_DIRECTIONS_
Take every line from the listing below that contains "besonders".

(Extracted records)
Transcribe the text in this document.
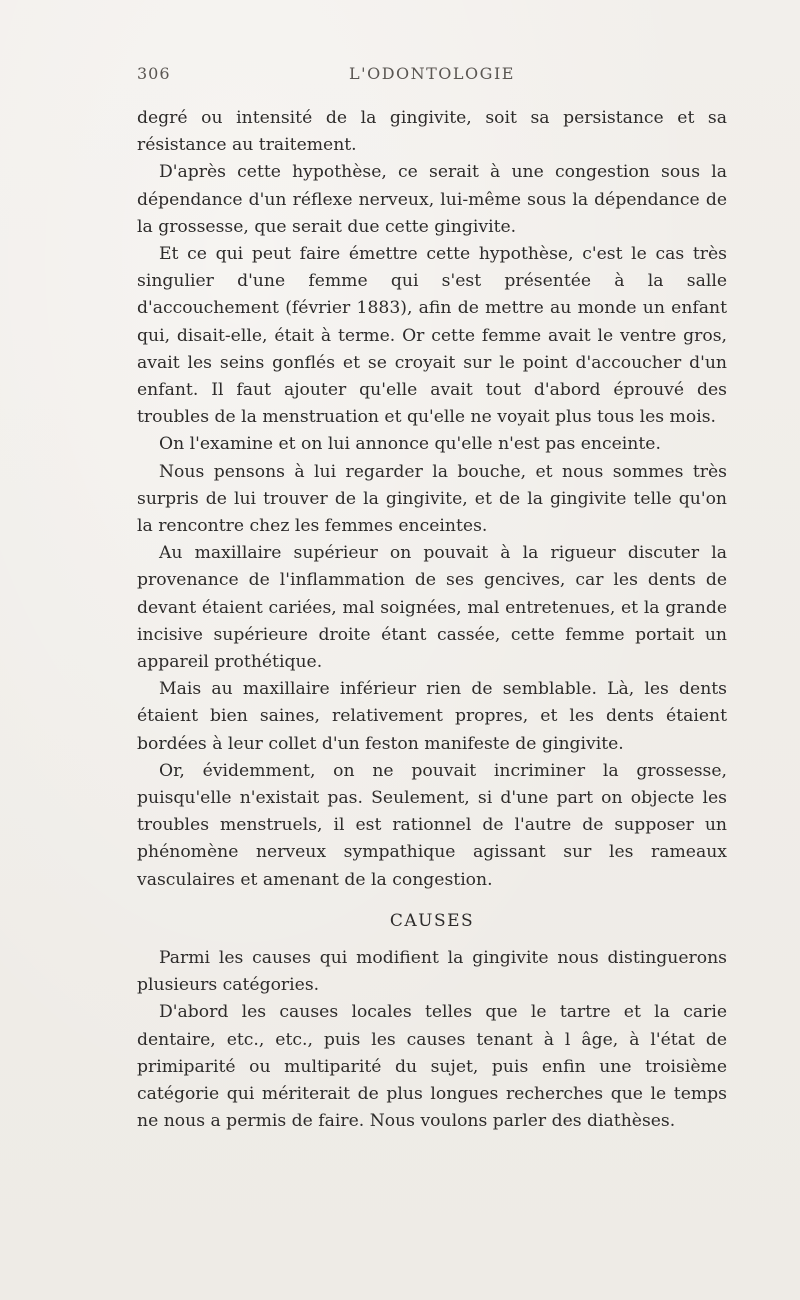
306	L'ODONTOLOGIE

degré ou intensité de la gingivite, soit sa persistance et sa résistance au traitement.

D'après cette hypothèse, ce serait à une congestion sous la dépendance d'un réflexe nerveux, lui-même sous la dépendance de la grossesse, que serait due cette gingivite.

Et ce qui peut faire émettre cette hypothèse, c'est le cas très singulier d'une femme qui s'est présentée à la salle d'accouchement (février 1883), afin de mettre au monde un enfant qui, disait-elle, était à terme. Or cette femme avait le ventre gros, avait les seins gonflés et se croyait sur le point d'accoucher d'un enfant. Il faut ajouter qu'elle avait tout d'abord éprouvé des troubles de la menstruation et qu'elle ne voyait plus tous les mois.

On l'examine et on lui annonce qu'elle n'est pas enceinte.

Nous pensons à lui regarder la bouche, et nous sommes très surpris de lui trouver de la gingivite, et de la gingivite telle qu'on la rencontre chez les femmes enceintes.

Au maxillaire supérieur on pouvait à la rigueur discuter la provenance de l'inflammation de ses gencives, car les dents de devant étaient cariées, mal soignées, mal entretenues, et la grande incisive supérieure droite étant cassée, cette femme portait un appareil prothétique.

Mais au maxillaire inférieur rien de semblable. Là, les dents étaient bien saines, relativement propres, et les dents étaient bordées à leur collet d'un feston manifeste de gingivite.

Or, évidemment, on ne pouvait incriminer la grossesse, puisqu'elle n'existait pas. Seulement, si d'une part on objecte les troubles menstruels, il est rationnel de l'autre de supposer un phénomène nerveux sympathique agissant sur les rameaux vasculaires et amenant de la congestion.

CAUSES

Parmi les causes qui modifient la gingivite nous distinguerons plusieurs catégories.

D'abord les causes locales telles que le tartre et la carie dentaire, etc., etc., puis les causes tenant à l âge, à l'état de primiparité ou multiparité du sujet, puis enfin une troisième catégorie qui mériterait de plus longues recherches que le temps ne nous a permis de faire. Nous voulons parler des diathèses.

--

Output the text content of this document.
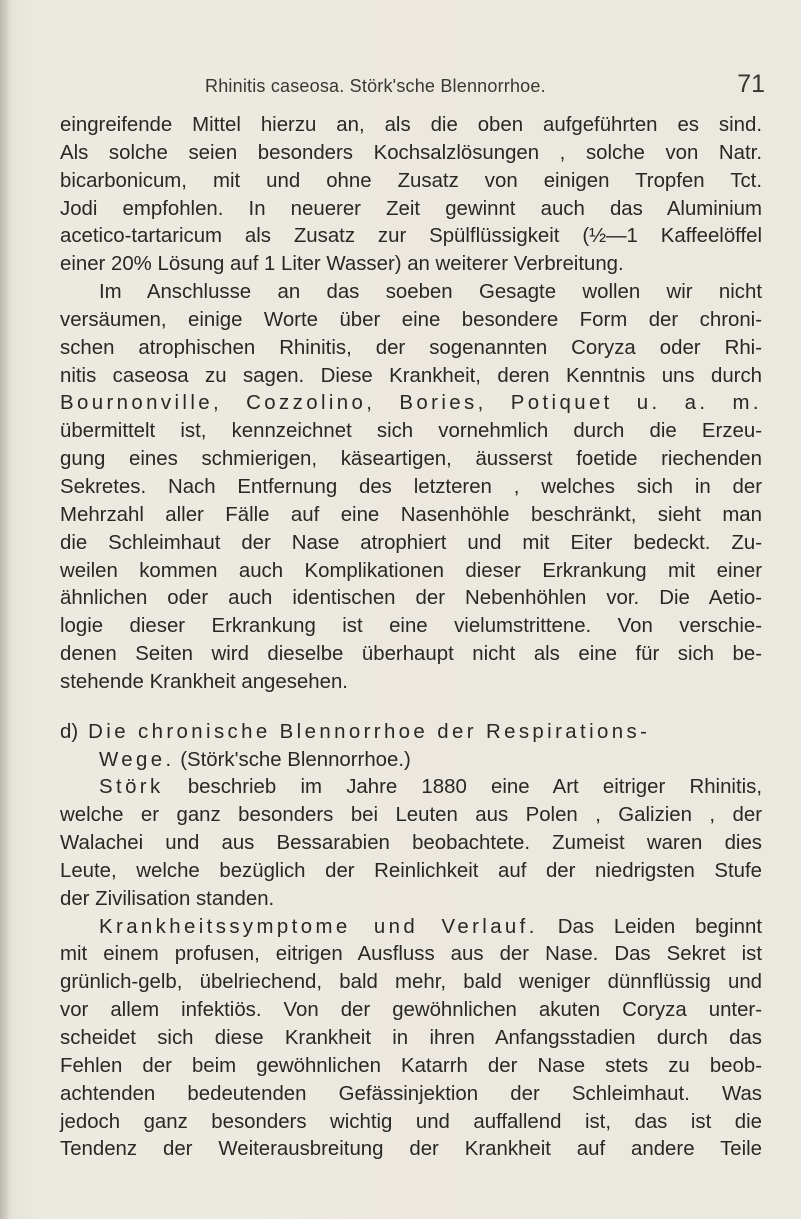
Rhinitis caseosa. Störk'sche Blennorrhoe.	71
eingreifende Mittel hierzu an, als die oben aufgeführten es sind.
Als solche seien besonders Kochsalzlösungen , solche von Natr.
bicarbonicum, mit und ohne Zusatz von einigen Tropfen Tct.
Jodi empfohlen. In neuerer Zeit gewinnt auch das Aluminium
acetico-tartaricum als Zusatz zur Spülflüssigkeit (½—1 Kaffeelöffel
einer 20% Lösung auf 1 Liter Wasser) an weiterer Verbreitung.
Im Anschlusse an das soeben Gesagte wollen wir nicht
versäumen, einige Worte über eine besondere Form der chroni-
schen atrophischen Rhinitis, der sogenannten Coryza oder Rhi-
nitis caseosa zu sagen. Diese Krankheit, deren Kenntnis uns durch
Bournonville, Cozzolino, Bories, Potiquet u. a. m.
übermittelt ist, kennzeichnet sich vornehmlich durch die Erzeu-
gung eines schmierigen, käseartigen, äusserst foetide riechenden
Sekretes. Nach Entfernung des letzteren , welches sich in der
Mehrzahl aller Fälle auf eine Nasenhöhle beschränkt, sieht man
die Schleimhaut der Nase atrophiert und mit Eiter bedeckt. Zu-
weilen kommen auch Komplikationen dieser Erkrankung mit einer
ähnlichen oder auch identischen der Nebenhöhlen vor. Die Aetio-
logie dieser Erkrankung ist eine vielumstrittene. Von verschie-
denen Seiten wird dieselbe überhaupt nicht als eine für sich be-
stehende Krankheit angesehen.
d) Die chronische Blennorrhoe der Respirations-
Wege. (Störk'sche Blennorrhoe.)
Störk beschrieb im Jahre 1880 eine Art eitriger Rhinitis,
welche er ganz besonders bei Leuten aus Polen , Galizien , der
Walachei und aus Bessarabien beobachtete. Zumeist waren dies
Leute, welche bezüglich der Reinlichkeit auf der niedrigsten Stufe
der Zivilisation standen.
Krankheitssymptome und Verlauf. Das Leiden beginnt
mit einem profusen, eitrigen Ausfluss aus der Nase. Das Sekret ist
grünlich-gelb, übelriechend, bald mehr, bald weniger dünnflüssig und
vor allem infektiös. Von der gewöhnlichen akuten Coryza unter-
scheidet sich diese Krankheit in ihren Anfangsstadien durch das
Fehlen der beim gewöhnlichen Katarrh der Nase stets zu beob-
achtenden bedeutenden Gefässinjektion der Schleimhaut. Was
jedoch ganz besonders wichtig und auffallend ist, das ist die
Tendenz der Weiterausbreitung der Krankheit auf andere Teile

_ANSWER BELOW_
Als solche seien besonders Kochsalzlösungen , solche von Natr.
welche er ganz besonders bei Leuten aus Polen , Galizien , der
jedoch ganz besonders wichtig und auffallend ist, das ist die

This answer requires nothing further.